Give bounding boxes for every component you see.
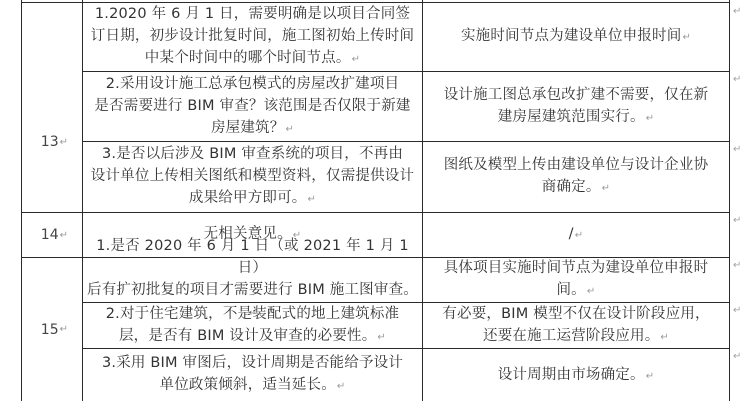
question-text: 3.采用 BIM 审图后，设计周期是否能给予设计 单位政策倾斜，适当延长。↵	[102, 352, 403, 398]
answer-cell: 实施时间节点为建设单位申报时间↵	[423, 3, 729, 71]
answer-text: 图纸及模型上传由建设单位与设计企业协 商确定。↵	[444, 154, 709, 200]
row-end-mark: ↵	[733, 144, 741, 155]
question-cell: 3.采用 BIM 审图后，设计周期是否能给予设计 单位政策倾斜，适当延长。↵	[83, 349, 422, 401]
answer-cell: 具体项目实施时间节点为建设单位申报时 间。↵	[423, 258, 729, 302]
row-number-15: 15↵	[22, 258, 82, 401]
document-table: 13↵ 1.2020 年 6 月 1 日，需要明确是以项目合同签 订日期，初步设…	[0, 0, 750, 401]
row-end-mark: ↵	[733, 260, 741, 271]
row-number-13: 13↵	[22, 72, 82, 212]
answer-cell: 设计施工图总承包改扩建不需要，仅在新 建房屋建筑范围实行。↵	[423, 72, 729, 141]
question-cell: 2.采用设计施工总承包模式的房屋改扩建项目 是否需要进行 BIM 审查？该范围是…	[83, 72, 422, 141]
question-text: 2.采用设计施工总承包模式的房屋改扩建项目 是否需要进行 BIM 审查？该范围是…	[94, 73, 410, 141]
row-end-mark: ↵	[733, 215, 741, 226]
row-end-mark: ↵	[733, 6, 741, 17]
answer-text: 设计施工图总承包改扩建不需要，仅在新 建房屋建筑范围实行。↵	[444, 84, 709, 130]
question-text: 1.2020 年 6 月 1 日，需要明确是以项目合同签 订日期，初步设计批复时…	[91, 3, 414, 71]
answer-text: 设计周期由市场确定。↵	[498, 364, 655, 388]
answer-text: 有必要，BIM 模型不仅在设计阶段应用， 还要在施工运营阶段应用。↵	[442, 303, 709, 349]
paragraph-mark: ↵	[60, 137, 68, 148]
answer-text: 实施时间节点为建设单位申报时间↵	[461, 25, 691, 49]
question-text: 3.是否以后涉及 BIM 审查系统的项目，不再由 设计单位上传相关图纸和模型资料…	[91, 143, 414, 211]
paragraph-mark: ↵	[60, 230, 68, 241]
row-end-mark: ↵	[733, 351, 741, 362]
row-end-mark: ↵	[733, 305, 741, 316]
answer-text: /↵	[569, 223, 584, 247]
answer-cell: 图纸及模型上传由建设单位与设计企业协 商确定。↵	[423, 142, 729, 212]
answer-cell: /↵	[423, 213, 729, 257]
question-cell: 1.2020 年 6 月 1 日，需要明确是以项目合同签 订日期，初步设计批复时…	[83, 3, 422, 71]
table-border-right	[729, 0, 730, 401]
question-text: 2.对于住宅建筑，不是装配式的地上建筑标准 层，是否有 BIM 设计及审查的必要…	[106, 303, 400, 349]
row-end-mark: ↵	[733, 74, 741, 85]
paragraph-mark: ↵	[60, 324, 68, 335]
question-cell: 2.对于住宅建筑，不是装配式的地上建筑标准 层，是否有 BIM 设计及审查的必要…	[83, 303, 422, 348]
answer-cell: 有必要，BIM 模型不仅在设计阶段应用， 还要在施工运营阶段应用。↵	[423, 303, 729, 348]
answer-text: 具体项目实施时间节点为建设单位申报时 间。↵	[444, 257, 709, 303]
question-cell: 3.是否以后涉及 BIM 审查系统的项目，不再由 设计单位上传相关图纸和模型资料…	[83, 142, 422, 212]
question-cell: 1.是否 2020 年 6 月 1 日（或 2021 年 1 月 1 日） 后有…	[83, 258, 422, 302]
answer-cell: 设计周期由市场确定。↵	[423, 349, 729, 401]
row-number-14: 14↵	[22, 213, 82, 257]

——

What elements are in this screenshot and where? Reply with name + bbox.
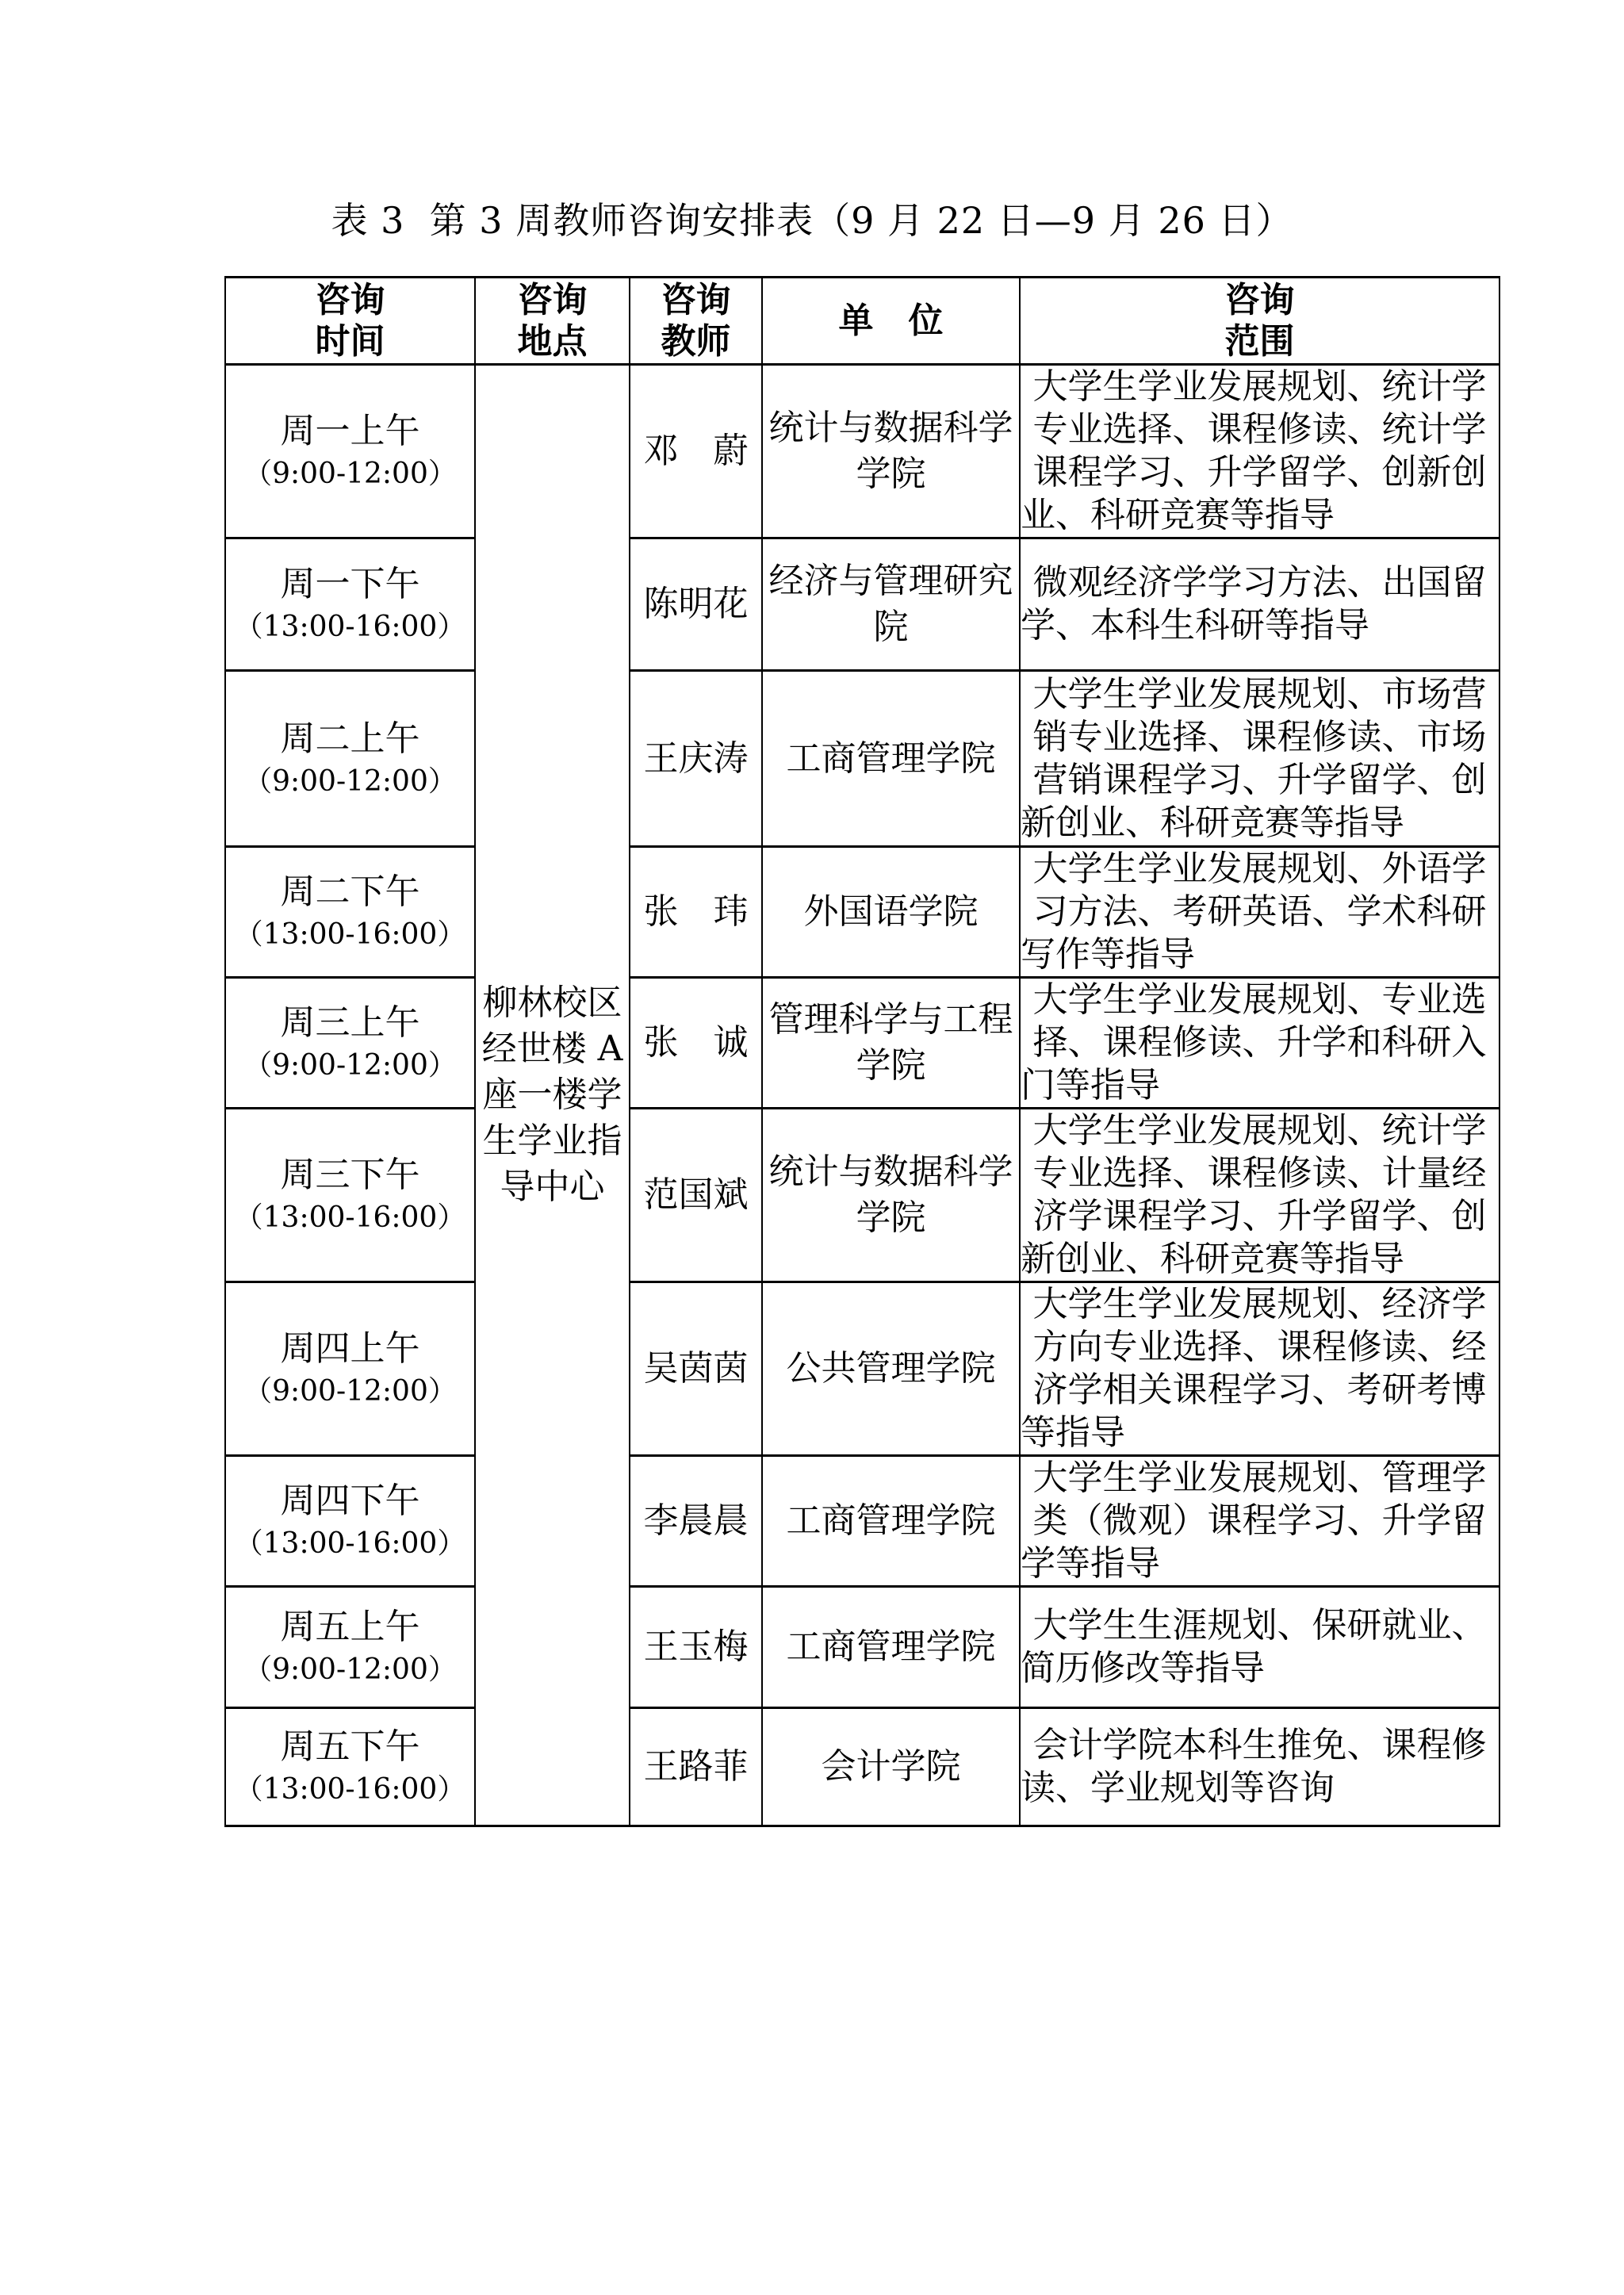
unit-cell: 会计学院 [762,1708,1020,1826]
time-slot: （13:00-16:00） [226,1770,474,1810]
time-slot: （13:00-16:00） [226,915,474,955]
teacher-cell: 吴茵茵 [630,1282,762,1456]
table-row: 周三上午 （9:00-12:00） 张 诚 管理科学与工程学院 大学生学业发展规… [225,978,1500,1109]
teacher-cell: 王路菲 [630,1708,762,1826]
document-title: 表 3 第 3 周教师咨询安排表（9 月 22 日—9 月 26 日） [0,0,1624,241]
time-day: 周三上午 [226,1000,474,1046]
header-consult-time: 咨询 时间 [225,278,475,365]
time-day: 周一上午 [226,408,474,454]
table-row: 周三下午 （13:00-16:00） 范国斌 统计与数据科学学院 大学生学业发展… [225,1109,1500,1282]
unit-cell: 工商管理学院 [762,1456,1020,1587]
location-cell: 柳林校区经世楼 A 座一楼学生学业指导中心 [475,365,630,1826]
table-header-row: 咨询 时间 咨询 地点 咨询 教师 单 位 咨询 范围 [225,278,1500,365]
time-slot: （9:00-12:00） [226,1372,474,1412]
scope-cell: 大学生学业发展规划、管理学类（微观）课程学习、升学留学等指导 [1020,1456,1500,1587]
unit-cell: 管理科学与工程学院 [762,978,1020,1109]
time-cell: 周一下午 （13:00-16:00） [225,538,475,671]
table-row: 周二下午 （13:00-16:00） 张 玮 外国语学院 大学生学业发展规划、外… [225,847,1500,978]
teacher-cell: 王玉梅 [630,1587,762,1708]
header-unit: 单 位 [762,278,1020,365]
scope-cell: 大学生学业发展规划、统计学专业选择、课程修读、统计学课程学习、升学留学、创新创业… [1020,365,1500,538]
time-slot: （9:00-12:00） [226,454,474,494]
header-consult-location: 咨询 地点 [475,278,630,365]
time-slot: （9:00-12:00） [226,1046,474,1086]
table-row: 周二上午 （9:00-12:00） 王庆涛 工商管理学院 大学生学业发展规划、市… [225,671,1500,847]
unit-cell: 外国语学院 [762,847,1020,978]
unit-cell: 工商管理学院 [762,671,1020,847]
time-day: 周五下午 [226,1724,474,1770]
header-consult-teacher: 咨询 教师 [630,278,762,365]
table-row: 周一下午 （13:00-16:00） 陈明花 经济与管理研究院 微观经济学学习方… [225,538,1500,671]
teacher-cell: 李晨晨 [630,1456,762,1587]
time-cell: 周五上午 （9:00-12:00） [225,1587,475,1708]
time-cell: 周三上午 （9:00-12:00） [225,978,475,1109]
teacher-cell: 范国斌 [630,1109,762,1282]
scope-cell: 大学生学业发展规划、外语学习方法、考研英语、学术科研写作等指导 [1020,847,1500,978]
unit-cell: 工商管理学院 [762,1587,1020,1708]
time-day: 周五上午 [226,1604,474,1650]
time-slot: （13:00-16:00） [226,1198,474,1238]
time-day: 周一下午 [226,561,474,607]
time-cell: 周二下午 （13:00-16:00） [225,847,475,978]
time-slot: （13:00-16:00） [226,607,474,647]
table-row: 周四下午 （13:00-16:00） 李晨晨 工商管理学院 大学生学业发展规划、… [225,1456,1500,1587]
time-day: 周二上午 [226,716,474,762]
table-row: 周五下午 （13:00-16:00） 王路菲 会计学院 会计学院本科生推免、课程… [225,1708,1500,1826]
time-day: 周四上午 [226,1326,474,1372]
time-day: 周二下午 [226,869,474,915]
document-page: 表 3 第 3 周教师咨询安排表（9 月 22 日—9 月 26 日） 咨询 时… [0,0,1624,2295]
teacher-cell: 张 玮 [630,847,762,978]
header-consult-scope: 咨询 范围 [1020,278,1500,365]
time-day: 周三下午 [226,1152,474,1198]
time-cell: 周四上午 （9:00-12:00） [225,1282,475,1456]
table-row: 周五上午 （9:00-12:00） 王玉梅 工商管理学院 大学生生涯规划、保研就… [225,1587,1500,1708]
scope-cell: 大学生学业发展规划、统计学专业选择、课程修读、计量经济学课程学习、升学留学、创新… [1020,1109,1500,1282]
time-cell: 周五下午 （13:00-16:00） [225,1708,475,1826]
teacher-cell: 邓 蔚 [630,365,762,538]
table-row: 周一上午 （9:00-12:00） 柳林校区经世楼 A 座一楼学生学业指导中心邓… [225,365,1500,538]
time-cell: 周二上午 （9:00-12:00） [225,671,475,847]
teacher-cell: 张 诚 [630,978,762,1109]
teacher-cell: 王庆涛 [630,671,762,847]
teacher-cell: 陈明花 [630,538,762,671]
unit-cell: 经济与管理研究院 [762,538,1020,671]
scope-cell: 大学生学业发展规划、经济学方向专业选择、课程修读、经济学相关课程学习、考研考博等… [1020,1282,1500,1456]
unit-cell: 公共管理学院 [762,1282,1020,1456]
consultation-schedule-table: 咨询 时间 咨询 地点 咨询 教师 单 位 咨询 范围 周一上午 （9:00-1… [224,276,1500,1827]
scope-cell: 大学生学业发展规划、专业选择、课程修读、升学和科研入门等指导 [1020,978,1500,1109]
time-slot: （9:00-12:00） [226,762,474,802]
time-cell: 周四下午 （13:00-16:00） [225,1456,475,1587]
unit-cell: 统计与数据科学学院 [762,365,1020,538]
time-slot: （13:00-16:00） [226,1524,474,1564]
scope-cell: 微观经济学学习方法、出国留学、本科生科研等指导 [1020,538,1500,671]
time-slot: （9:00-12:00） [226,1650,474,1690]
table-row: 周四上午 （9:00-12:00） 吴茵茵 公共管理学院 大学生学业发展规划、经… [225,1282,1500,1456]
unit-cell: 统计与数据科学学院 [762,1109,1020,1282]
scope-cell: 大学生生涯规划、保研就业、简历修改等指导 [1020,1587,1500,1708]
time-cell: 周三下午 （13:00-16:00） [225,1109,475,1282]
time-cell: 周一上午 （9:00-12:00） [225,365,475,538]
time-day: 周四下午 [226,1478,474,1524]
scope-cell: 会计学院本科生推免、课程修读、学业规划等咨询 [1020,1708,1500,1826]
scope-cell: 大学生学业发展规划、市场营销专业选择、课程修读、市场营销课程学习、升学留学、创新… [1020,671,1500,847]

——

WRITTEN EXERCISE — Reproduce the items verbatim, starting at the line that contains "question-text: 3.采用 BIM" and ending at the line that contains "question-text: 2.采用设计施工总承包模式的房屋改扩建项目 是否需要进行", with both of those lines included.

RESPONSE TO THIS EXERCISE —
question-text: 3.采用 BIM 审图后，设计周期是否能给予设计 单位政策倾斜，适当延长。↵	[102, 352, 403, 398]
answer-cell: 实施时间节点为建设单位申报时间↵	[423, 3, 729, 71]
answer-text: 图纸及模型上传由建设单位与设计企业协 商确定。↵	[444, 154, 709, 200]
row-end-mark: ↵	[733, 144, 741, 155]
question-cell: 3.采用 BIM 审图后，设计周期是否能给予设计 单位政策倾斜，适当延长。↵	[83, 349, 422, 401]
answer-cell: 具体项目实施时间节点为建设单位申报时 间。↵	[423, 258, 729, 302]
row-number-15: 15↵	[22, 258, 82, 401]
document-table: 13↵ 1.2020 年 6 月 1 日，需要明确是以项目合同签 订日期，初步设…	[0, 0, 750, 401]
row-end-mark: ↵	[733, 260, 741, 271]
row-number-13: 13↵	[22, 72, 82, 212]
answer-cell: 设计施工图总承包改扩建不需要，仅在新 建房屋建筑范围实行。↵	[423, 72, 729, 141]
question-cell: 2.采用设计施工总承包模式的房屋改扩建项目 是否需要进行 BIM 审查？该范围是…	[83, 72, 422, 141]
question-text: 2.采用设计施工总承包模式的房屋改扩建项目 是否需要进行 BIM 审查？该范围是…	[94, 73, 410, 141]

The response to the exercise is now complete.